▶ **Provided records**
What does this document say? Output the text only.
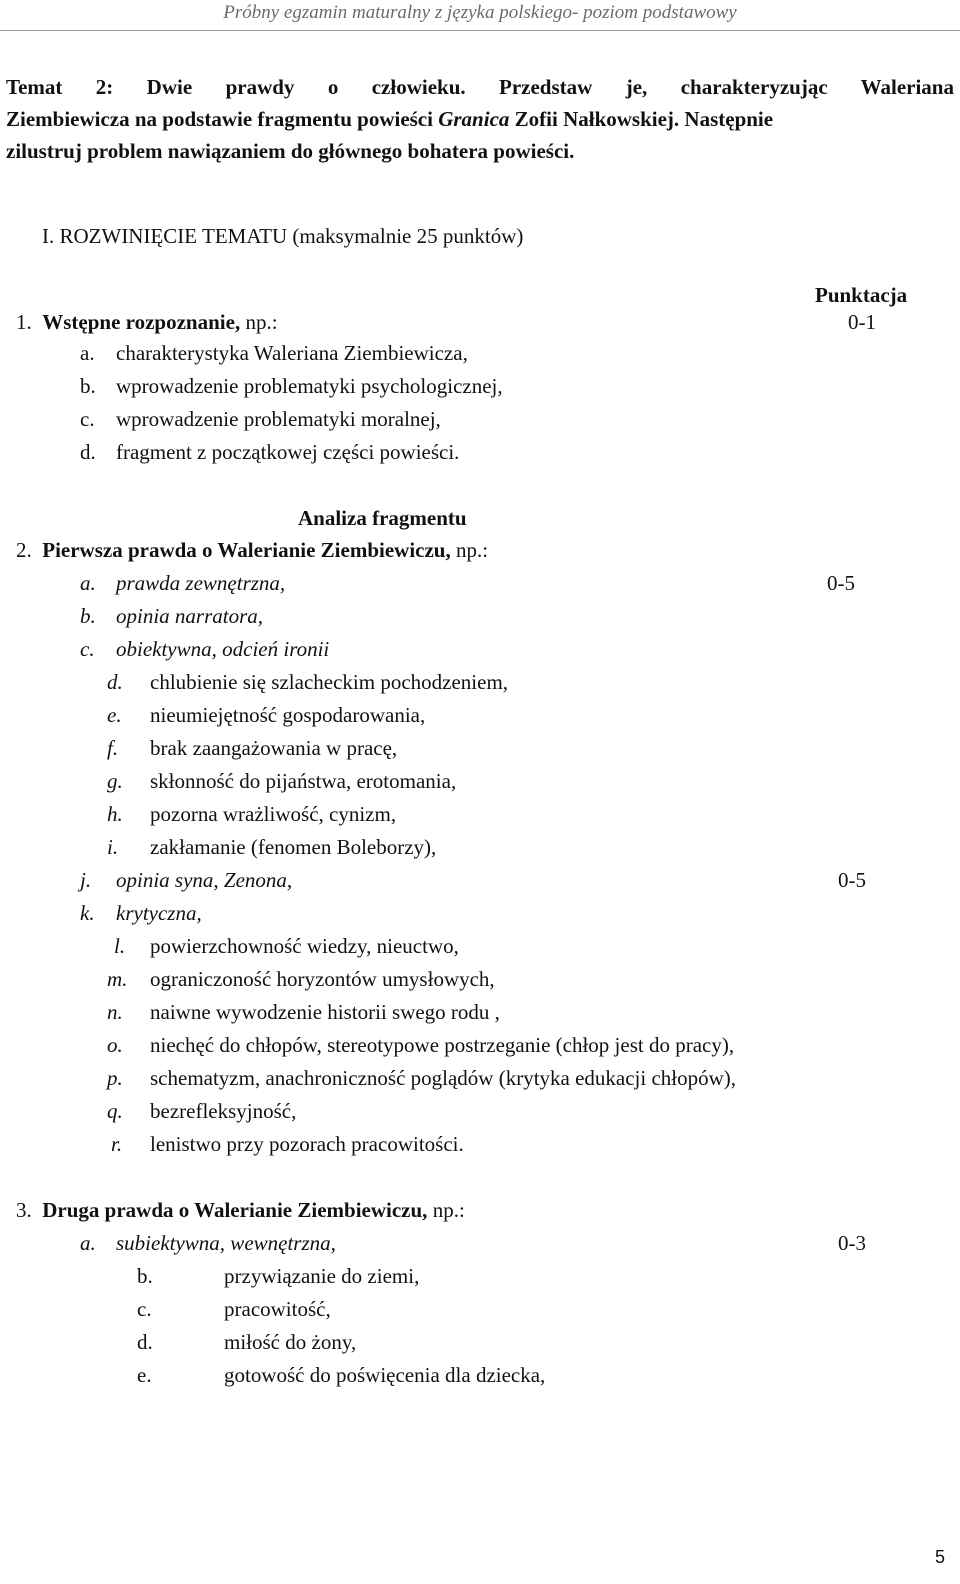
Próbny egzamin maturalny z języka polskiego- poziom podstawowy
Temat 2: Dwie prawdy o człowieku. Przedstaw je, charakteryzując Waleriana
Ziembiewicza na podstawie fragmentu powieści Granica Zofii Nałkowskiej. Następnie
zilustruj problem nawiązaniem do głównego bohatera powieści.
I. ROZWINIĘCIE TEMATU (maksymalnie 25 punktów)
Punktacja
1. Wstępne rozpoznanie, np.:	0-1
a. charakterystyka Waleriana Ziembiewicza,
b. wprowadzenie problematyki psychologicznej,
c. wprowadzenie problematyki moralnej,
d. fragment z początkowej części powieści.
Analiza fragmentu
2. Pierwsza prawda o Walerianie Ziembiewiczu, np.:
a. prawda zewnętrzna,	0-5
b. opinia narratora,
c. obiektywna, odcień ironii
d. chlubienie się szlacheckim pochodzeniem,
e. nieumiejętność gospodarowania,
f. brak zaangażowania w pracę,
g. skłonność do pijaństwa, erotomania,
h. pozorna wrażliwość, cynizm,
i. zakłamanie (fenomen Boleborzy),
j. opinia syna, Zenona,	0-5
k. krytyczna,
l. powierzchowność wiedzy, nieuctwo,
m. ograniczoność horyzontów umysłowych,
n. naiwne wywodzenie historii swego rodu ,
o. niechęć do chłopów, stereotypowe postrzeganie (chłop jest do pracy),
p. schematyzm, anachroniczność poglądów (krytyka edukacji chłopów),
q. bezrefleksyjność,
r. lenistwo przy pozorach pracowitości.
3. Druga prawda o Walerianie Ziembiewiczu, np.:
a. subiektywna, wewnętrzna,	0-3
b.	przywiązanie do ziemi,
c.	pracowitość,
d.	miłość do żony,
e.	gotowość do poświęcenia dla dziecka,
5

▶ **Given instruction**
Reproduce every line above as written, skipping pictures.

▶ **Answer to this problem**
What does this document say? Output the text only.
Próbny egzamin maturalny z języka polskiego- poziom podstawowy
Temat 2: Dwie prawdy o człowieku. Przedstaw je, charakteryzując Waleriana
Ziembiewicza na podstawie fragmentu powieści Granica Zofii Nałkowskiej. Następnie
zilustruj problem nawiązaniem do głównego bohatera powieści.
I. ROZWINIĘCIE TEMATU (maksymalnie 25 punktów)
Punktacja
1. Wstępne rozpoznanie, np.:	0-1
a. charakterystyka Waleriana Ziembiewicza,
b. wprowadzenie problematyki psychologicznej,
c. wprowadzenie problematyki moralnej,
d. fragment z początkowej części powieści.
Analiza fragmentu
2. Pierwsza prawda o Walerianie Ziembiewiczu, np.:
a. prawda zewnętrzna,	0-5
b. opinia narratora,
c. obiektywna, odcień ironii
d. chlubienie się szlacheckim pochodzeniem,
e. nieumiejętność gospodarowania,
f. brak zaangażowania w pracę,
g. skłonność do pijaństwa, erotomania,
h. pozorna wrażliwość, cynizm,
i. zakłamanie (fenomen Boleborzy),
j. opinia syna, Zenona,	0-5
k. krytyczna,
l. powierzchowność wiedzy, nieuctwo,
m. ograniczoność horyzontów umysłowych,
n. naiwne wywodzenie historii swego rodu ,
o. niechęć do chłopów, stereotypowe postrzeganie (chłop jest do pracy),
p. schematyzm, anachroniczność poglądów (krytyka edukacji chłopów),
q. bezrefleksyjność,
r. lenistwo przy pozorach pracowitości.
3. Druga prawda o Walerianie Ziembiewiczu, np.:
a. subiektywna, wewnętrzna,	0-3
b.	przywiązanie do ziemi,
c.	pracowitość,
d.	miłość do żony,
e.	gotowość do poświęcenia dla dziecka,
5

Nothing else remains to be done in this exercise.